[Stored dataset items]
-- START --

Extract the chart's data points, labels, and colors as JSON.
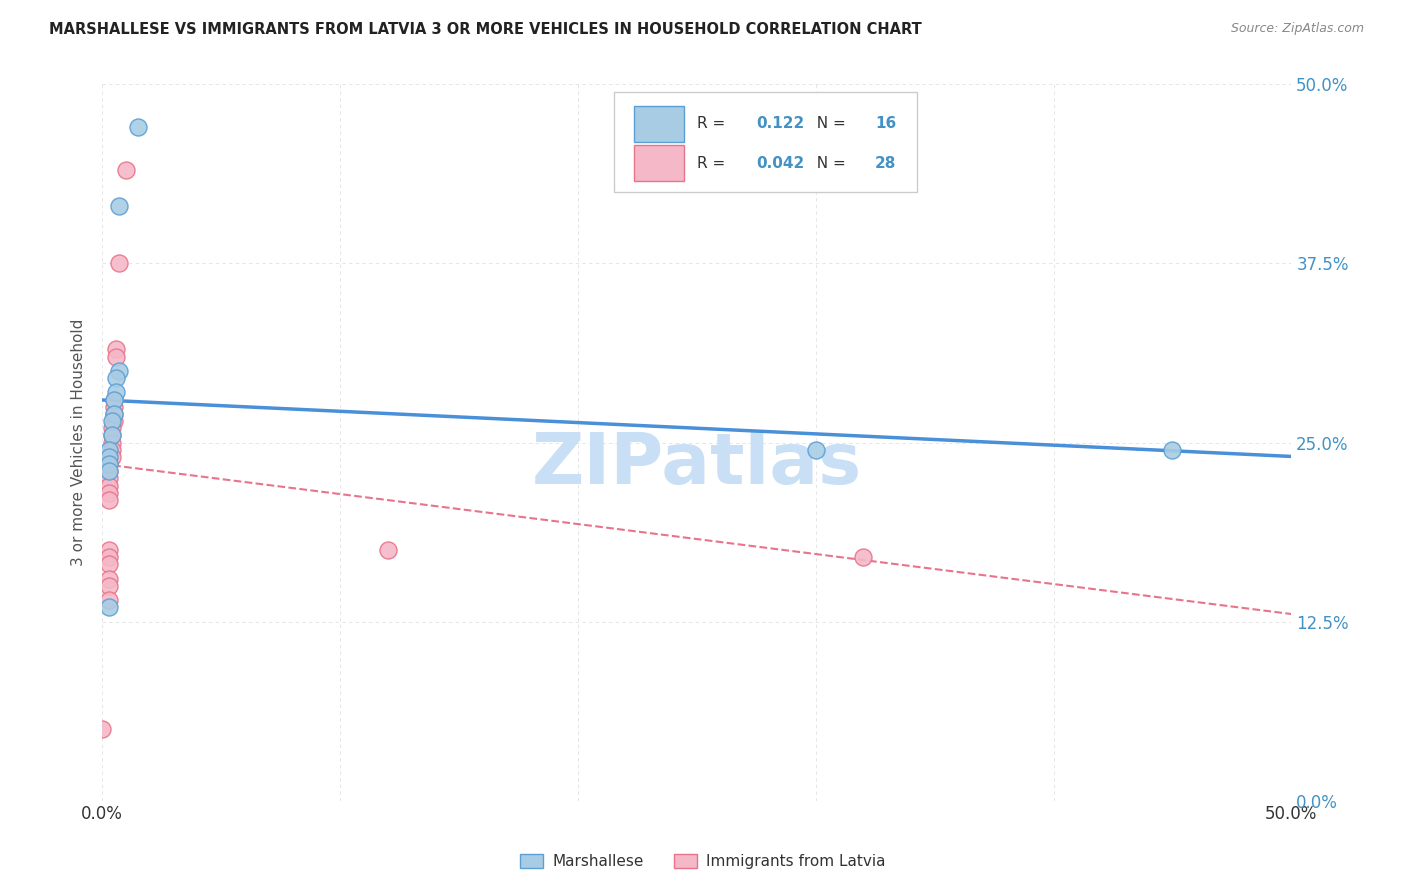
{
  "title": "MARSHALLESE VS IMMIGRANTS FROM LATVIA 3 OR MORE VEHICLES IN HOUSEHOLD CORRELATION CHART",
  "source": "Source: ZipAtlas.com",
  "ylabel": "3 or more Vehicles in Household",
  "xlim": [
    0.0,
    0.5
  ],
  "ylim": [
    0.0,
    0.5
  ],
  "x_ticks": [
    0.0,
    0.1,
    0.2,
    0.3,
    0.4,
    0.5
  ],
  "y_ticks": [
    0.0,
    0.125,
    0.25,
    0.375,
    0.5
  ],
  "y_tick_labels_right": [
    "0.0%",
    "12.5%",
    "25.0%",
    "37.5%",
    "50.0%"
  ],
  "legend_label1": "Marshallese",
  "legend_label2": "Immigrants from Latvia",
  "R1": "0.122",
  "N1": "16",
  "R2": "0.042",
  "N2": "28",
  "color_blue": "#a8cce4",
  "color_pink": "#f4b8c8",
  "edge_color_blue": "#5b9fd4",
  "edge_color_pink": "#e8748a",
  "line_color_blue": "#4a90d9",
  "line_color_pink": "#e8748a",
  "marshallese_x": [
    0.015,
    0.007,
    0.007,
    0.006,
    0.006,
    0.005,
    0.005,
    0.004,
    0.004,
    0.003,
    0.003,
    0.003,
    0.003,
    0.003,
    0.45,
    0.3
  ],
  "marshallese_y": [
    0.47,
    0.415,
    0.3,
    0.295,
    0.285,
    0.28,
    0.27,
    0.265,
    0.255,
    0.245,
    0.24,
    0.235,
    0.23,
    0.135,
    0.245,
    0.245
  ],
  "latvia_x": [
    0.01,
    0.007,
    0.006,
    0.006,
    0.005,
    0.005,
    0.005,
    0.005,
    0.004,
    0.004,
    0.004,
    0.004,
    0.004,
    0.003,
    0.003,
    0.003,
    0.003,
    0.003,
    0.003,
    0.003,
    0.003,
    0.003,
    0.003,
    0.003,
    0.003,
    0.12,
    0.32,
    0.0
  ],
  "latvia_y": [
    0.44,
    0.375,
    0.315,
    0.31,
    0.28,
    0.275,
    0.27,
    0.265,
    0.26,
    0.255,
    0.25,
    0.245,
    0.24,
    0.235,
    0.23,
    0.225,
    0.22,
    0.215,
    0.21,
    0.175,
    0.17,
    0.165,
    0.155,
    0.15,
    0.14,
    0.175,
    0.17,
    0.05
  ],
  "watermark": "ZIPatlas",
  "watermark_color": "#c8dff5",
  "watermark_fontsize": 52,
  "bg_color": "#ffffff",
  "grid_color": "#e0e0e0"
}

-- END --

◆ WHAT TO PRODUCE ◆
Every line is to be duplicated exactly, though pictures stay out.

◆ ANSWER TO THE PROBLEM ◆
Extract the chart's data points, labels, and colors as JSON.
{
  "title": "MARSHALLESE VS IMMIGRANTS FROM LATVIA 3 OR MORE VEHICLES IN HOUSEHOLD CORRELATION CHART",
  "source": "Source: ZipAtlas.com",
  "ylabel": "3 or more Vehicles in Household",
  "xlim": [
    0.0,
    0.5
  ],
  "ylim": [
    0.0,
    0.5
  ],
  "x_ticks": [
    0.0,
    0.1,
    0.2,
    0.3,
    0.4,
    0.5
  ],
  "y_ticks": [
    0.0,
    0.125,
    0.25,
    0.375,
    0.5
  ],
  "y_tick_labels_right": [
    "0.0%",
    "12.5%",
    "25.0%",
    "37.5%",
    "50.0%"
  ],
  "legend_label1": "Marshallese",
  "legend_label2": "Immigrants from Latvia",
  "R1": "0.122",
  "N1": "16",
  "R2": "0.042",
  "N2": "28",
  "color_blue": "#a8cce4",
  "color_pink": "#f4b8c8",
  "edge_color_blue": "#5b9fd4",
  "edge_color_pink": "#e8748a",
  "line_color_blue": "#4a90d9",
  "line_color_pink": "#e8748a",
  "marshallese_x": [
    0.015,
    0.007,
    0.007,
    0.006,
    0.006,
    0.005,
    0.005,
    0.004,
    0.004,
    0.003,
    0.003,
    0.003,
    0.003,
    0.003,
    0.45,
    0.3
  ],
  "marshallese_y": [
    0.47,
    0.415,
    0.3,
    0.295,
    0.285,
    0.28,
    0.27,
    0.265,
    0.255,
    0.245,
    0.24,
    0.235,
    0.23,
    0.135,
    0.245,
    0.245
  ],
  "latvia_x": [
    0.01,
    0.007,
    0.006,
    0.006,
    0.005,
    0.005,
    0.005,
    0.005,
    0.004,
    0.004,
    0.004,
    0.004,
    0.004,
    0.003,
    0.003,
    0.003,
    0.003,
    0.003,
    0.003,
    0.003,
    0.003,
    0.003,
    0.003,
    0.003,
    0.003,
    0.12,
    0.32,
    0.0
  ],
  "latvia_y": [
    0.44,
    0.375,
    0.315,
    0.31,
    0.28,
    0.275,
    0.27,
    0.265,
    0.26,
    0.255,
    0.25,
    0.245,
    0.24,
    0.235,
    0.23,
    0.225,
    0.22,
    0.215,
    0.21,
    0.175,
    0.17,
    0.165,
    0.155,
    0.15,
    0.14,
    0.175,
    0.17,
    0.05
  ],
  "watermark": "ZIPatlas",
  "watermark_color": "#c8dff5",
  "watermark_fontsize": 52,
  "bg_color": "#ffffff",
  "grid_color": "#e0e0e0"
}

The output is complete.